REQUIREMENTS =
Identify and reproduce every line holding the string "ylabel".

═══

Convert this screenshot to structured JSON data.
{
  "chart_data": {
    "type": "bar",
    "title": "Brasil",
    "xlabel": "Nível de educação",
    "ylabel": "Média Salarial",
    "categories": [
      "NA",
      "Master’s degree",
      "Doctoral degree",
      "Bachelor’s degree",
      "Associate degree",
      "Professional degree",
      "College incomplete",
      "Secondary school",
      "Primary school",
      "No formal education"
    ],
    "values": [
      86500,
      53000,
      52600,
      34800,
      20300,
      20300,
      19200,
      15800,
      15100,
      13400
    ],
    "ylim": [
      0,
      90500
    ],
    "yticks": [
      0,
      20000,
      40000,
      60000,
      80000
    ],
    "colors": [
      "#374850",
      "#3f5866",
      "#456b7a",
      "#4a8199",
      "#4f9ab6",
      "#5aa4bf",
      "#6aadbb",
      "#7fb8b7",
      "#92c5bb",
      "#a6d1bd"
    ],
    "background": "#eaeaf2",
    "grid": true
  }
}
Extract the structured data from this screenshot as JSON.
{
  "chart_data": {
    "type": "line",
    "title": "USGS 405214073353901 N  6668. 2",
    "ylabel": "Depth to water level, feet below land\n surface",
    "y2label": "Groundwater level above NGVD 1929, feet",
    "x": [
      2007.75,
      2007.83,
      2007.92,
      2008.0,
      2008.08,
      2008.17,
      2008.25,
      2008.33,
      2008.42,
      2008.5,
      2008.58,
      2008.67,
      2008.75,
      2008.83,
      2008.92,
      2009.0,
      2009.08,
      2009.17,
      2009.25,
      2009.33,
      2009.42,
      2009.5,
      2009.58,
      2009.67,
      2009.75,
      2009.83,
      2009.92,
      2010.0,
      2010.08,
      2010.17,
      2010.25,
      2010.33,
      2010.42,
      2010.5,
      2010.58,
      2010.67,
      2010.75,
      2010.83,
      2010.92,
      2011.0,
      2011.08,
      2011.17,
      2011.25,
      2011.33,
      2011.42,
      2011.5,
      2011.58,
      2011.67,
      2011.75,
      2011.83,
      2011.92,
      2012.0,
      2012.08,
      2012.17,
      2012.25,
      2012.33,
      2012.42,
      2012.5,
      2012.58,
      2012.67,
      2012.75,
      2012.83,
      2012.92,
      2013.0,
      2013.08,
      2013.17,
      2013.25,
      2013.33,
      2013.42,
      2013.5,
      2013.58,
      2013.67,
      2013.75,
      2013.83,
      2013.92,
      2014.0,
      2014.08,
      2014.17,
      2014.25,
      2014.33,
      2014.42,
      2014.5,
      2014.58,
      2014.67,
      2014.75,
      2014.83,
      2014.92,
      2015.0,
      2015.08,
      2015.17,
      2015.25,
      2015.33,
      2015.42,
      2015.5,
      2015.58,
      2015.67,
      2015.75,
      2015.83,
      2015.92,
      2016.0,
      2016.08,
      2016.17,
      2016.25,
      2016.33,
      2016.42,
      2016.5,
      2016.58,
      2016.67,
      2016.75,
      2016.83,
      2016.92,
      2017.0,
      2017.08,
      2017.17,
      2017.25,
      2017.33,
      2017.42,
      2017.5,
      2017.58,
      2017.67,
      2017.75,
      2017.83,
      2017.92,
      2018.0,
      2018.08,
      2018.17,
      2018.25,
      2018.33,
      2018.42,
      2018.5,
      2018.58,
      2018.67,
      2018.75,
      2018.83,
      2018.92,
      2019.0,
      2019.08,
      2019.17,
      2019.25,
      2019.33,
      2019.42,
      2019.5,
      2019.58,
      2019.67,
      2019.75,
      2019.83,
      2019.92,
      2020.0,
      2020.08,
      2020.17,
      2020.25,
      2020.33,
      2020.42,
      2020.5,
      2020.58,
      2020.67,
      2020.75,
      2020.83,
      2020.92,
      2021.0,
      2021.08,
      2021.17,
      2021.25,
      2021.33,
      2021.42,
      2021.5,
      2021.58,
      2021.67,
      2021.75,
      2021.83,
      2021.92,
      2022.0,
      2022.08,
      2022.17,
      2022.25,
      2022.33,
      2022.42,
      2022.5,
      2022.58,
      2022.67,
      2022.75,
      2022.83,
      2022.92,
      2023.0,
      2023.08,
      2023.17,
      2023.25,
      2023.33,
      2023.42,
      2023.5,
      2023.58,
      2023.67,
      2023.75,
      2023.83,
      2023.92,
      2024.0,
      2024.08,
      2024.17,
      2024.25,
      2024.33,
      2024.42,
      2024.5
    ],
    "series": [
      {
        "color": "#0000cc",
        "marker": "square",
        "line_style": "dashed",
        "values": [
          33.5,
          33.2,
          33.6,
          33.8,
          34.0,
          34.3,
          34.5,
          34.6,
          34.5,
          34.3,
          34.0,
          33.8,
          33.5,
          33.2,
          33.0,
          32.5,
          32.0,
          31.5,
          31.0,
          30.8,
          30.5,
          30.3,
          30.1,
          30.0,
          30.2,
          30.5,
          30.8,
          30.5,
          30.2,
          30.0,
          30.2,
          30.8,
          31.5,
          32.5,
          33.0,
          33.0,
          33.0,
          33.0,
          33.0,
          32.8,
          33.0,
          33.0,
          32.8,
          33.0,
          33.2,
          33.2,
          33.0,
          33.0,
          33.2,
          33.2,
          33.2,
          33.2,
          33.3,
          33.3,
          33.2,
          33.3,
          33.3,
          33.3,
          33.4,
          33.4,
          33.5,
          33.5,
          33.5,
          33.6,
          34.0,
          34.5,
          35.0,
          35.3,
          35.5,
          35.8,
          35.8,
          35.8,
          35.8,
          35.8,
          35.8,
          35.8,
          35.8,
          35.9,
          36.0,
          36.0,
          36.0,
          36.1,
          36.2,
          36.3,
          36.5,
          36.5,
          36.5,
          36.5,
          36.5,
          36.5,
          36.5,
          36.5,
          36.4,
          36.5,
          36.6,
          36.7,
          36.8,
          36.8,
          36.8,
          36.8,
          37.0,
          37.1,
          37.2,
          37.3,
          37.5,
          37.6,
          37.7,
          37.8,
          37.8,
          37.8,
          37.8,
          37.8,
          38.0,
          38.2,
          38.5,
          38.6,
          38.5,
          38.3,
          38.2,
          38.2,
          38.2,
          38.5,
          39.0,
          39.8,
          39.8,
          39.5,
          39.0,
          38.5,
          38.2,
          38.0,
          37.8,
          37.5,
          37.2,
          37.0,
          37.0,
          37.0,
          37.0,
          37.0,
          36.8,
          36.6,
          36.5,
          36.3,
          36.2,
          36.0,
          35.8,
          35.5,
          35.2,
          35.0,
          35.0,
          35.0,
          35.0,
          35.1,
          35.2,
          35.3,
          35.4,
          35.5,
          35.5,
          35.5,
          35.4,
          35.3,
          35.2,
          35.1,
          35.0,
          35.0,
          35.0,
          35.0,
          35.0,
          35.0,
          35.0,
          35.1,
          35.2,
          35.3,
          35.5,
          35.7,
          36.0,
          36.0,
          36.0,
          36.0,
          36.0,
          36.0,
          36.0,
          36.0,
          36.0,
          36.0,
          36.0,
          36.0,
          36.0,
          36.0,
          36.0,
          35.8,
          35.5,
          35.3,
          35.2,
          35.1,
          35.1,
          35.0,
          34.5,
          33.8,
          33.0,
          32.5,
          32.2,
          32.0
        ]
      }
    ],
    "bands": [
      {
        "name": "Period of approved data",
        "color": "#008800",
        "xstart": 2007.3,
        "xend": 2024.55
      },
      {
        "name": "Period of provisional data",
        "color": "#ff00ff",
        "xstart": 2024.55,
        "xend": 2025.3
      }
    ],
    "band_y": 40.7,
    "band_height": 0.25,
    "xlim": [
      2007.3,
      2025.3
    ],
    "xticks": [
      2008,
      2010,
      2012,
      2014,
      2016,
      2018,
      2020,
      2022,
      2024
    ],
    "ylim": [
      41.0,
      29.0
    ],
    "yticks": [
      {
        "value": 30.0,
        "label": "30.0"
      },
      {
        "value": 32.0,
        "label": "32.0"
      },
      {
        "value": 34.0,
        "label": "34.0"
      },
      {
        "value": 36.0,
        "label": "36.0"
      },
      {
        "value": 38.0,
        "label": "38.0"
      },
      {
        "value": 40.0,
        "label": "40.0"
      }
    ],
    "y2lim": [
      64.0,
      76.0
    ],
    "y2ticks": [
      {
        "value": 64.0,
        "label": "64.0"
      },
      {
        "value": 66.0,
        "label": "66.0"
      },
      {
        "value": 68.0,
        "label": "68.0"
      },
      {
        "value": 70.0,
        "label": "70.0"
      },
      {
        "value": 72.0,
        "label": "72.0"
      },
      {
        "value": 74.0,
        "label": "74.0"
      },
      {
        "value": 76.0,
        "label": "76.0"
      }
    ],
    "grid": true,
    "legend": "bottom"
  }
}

═══

ANSWER TO THE TASK =
    "ylabel": "Média Salarial",
    "ylabel": "Depth to water level, feet below land\n surface",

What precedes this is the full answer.